▶ Work to complete
Repeat every line of the listing below exactly, minus the pictures.
-- begin --
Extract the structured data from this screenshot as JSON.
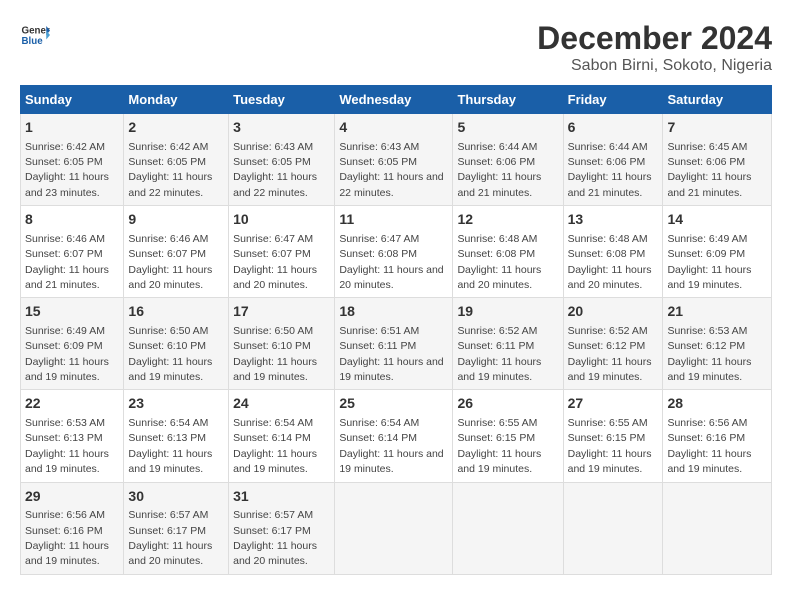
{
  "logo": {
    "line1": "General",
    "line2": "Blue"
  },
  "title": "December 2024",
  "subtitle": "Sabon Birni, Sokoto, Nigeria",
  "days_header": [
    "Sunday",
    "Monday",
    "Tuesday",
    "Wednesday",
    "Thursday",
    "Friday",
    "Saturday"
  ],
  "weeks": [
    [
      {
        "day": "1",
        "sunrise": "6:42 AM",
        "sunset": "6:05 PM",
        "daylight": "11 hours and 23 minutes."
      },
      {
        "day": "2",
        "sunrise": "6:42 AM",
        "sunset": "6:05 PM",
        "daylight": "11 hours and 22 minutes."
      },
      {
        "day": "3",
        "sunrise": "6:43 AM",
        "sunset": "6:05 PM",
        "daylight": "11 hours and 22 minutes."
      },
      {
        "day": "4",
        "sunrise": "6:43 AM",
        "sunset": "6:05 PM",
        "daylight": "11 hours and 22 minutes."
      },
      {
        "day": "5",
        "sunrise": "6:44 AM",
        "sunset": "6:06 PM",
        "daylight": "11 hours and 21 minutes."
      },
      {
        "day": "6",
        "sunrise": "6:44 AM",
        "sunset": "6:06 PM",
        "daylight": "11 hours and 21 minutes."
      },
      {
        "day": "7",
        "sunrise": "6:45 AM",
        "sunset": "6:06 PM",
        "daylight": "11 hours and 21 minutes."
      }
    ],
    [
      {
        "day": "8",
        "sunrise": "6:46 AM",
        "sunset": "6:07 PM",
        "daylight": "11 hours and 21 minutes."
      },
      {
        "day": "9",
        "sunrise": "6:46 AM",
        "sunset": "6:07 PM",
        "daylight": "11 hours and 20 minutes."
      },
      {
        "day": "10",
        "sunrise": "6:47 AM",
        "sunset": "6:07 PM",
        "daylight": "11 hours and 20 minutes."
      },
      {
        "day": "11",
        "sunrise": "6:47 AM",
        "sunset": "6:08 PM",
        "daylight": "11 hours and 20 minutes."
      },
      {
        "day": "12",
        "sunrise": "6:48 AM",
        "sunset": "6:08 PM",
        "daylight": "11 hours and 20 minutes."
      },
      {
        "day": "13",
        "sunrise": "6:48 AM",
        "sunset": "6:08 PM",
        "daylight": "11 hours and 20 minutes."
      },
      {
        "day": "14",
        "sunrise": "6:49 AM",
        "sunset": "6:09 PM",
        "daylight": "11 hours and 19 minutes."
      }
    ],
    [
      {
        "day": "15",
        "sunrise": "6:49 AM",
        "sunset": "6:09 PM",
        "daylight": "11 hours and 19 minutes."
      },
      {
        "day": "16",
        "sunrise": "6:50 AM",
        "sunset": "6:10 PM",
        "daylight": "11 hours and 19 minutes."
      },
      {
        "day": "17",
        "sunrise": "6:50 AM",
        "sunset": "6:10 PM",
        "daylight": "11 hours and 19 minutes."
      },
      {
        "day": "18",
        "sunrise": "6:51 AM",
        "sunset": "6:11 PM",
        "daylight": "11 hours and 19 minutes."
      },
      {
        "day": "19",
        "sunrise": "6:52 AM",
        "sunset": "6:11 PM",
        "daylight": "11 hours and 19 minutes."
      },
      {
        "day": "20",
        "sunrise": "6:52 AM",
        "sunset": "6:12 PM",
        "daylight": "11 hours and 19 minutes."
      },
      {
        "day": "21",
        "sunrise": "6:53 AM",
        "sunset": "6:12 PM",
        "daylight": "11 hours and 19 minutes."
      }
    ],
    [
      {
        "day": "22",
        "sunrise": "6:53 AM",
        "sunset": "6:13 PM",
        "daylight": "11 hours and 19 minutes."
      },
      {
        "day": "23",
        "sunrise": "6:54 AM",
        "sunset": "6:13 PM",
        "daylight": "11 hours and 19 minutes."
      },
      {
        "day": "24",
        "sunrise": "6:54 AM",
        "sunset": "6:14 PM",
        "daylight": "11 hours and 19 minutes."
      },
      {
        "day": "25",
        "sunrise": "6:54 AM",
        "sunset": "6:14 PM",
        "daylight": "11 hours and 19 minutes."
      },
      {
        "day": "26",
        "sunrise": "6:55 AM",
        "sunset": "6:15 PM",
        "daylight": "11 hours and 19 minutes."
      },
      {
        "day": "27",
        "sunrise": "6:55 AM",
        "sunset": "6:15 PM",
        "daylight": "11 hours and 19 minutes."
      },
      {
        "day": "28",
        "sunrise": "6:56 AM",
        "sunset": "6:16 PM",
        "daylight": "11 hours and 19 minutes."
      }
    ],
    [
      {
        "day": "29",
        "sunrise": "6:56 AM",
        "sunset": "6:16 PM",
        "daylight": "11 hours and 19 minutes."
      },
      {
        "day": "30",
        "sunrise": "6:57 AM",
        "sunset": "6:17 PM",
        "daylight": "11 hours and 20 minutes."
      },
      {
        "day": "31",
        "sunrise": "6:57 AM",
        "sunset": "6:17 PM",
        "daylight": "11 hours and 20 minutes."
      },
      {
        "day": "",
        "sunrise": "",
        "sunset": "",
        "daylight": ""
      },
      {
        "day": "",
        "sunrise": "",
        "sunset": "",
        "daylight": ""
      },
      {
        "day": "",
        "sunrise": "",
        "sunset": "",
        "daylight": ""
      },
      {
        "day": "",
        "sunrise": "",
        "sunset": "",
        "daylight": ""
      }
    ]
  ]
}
-- end --
▶ Right answer
Extract the structured data from this screenshot as JSON.
{
  "logo": {
    "line1": "General",
    "line2": "Blue"
  },
  "title": "December 2024",
  "subtitle": "Sabon Birni, Sokoto, Nigeria",
  "days_header": [
    "Sunday",
    "Monday",
    "Tuesday",
    "Wednesday",
    "Thursday",
    "Friday",
    "Saturday"
  ],
  "weeks": [
    [
      {
        "day": "1",
        "sunrise": "6:42 AM",
        "sunset": "6:05 PM",
        "daylight": "11 hours and 23 minutes."
      },
      {
        "day": "2",
        "sunrise": "6:42 AM",
        "sunset": "6:05 PM",
        "daylight": "11 hours and 22 minutes."
      },
      {
        "day": "3",
        "sunrise": "6:43 AM",
        "sunset": "6:05 PM",
        "daylight": "11 hours and 22 minutes."
      },
      {
        "day": "4",
        "sunrise": "6:43 AM",
        "sunset": "6:05 PM",
        "daylight": "11 hours and 22 minutes."
      },
      {
        "day": "5",
        "sunrise": "6:44 AM",
        "sunset": "6:06 PM",
        "daylight": "11 hours and 21 minutes."
      },
      {
        "day": "6",
        "sunrise": "6:44 AM",
        "sunset": "6:06 PM",
        "daylight": "11 hours and 21 minutes."
      },
      {
        "day": "7",
        "sunrise": "6:45 AM",
        "sunset": "6:06 PM",
        "daylight": "11 hours and 21 minutes."
      }
    ],
    [
      {
        "day": "8",
        "sunrise": "6:46 AM",
        "sunset": "6:07 PM",
        "daylight": "11 hours and 21 minutes."
      },
      {
        "day": "9",
        "sunrise": "6:46 AM",
        "sunset": "6:07 PM",
        "daylight": "11 hours and 20 minutes."
      },
      {
        "day": "10",
        "sunrise": "6:47 AM",
        "sunset": "6:07 PM",
        "daylight": "11 hours and 20 minutes."
      },
      {
        "day": "11",
        "sunrise": "6:47 AM",
        "sunset": "6:08 PM",
        "daylight": "11 hours and 20 minutes."
      },
      {
        "day": "12",
        "sunrise": "6:48 AM",
        "sunset": "6:08 PM",
        "daylight": "11 hours and 20 minutes."
      },
      {
        "day": "13",
        "sunrise": "6:48 AM",
        "sunset": "6:08 PM",
        "daylight": "11 hours and 20 minutes."
      },
      {
        "day": "14",
        "sunrise": "6:49 AM",
        "sunset": "6:09 PM",
        "daylight": "11 hours and 19 minutes."
      }
    ],
    [
      {
        "day": "15",
        "sunrise": "6:49 AM",
        "sunset": "6:09 PM",
        "daylight": "11 hours and 19 minutes."
      },
      {
        "day": "16",
        "sunrise": "6:50 AM",
        "sunset": "6:10 PM",
        "daylight": "11 hours and 19 minutes."
      },
      {
        "day": "17",
        "sunrise": "6:50 AM",
        "sunset": "6:10 PM",
        "daylight": "11 hours and 19 minutes."
      },
      {
        "day": "18",
        "sunrise": "6:51 AM",
        "sunset": "6:11 PM",
        "daylight": "11 hours and 19 minutes."
      },
      {
        "day": "19",
        "sunrise": "6:52 AM",
        "sunset": "6:11 PM",
        "daylight": "11 hours and 19 minutes."
      },
      {
        "day": "20",
        "sunrise": "6:52 AM",
        "sunset": "6:12 PM",
        "daylight": "11 hours and 19 minutes."
      },
      {
        "day": "21",
        "sunrise": "6:53 AM",
        "sunset": "6:12 PM",
        "daylight": "11 hours and 19 minutes."
      }
    ],
    [
      {
        "day": "22",
        "sunrise": "6:53 AM",
        "sunset": "6:13 PM",
        "daylight": "11 hours and 19 minutes."
      },
      {
        "day": "23",
        "sunrise": "6:54 AM",
        "sunset": "6:13 PM",
        "daylight": "11 hours and 19 minutes."
      },
      {
        "day": "24",
        "sunrise": "6:54 AM",
        "sunset": "6:14 PM",
        "daylight": "11 hours and 19 minutes."
      },
      {
        "day": "25",
        "sunrise": "6:54 AM",
        "sunset": "6:14 PM",
        "daylight": "11 hours and 19 minutes."
      },
      {
        "day": "26",
        "sunrise": "6:55 AM",
        "sunset": "6:15 PM",
        "daylight": "11 hours and 19 minutes."
      },
      {
        "day": "27",
        "sunrise": "6:55 AM",
        "sunset": "6:15 PM",
        "daylight": "11 hours and 19 minutes."
      },
      {
        "day": "28",
        "sunrise": "6:56 AM",
        "sunset": "6:16 PM",
        "daylight": "11 hours and 19 minutes."
      }
    ],
    [
      {
        "day": "29",
        "sunrise": "6:56 AM",
        "sunset": "6:16 PM",
        "daylight": "11 hours and 19 minutes."
      },
      {
        "day": "30",
        "sunrise": "6:57 AM",
        "sunset": "6:17 PM",
        "daylight": "11 hours and 20 minutes."
      },
      {
        "day": "31",
        "sunrise": "6:57 AM",
        "sunset": "6:17 PM",
        "daylight": "11 hours and 20 minutes."
      },
      {
        "day": "",
        "sunrise": "",
        "sunset": "",
        "daylight": ""
      },
      {
        "day": "",
        "sunrise": "",
        "sunset": "",
        "daylight": ""
      },
      {
        "day": "",
        "sunrise": "",
        "sunset": "",
        "daylight": ""
      },
      {
        "day": "",
        "sunrise": "",
        "sunset": "",
        "daylight": ""
      }
    ]
  ]
}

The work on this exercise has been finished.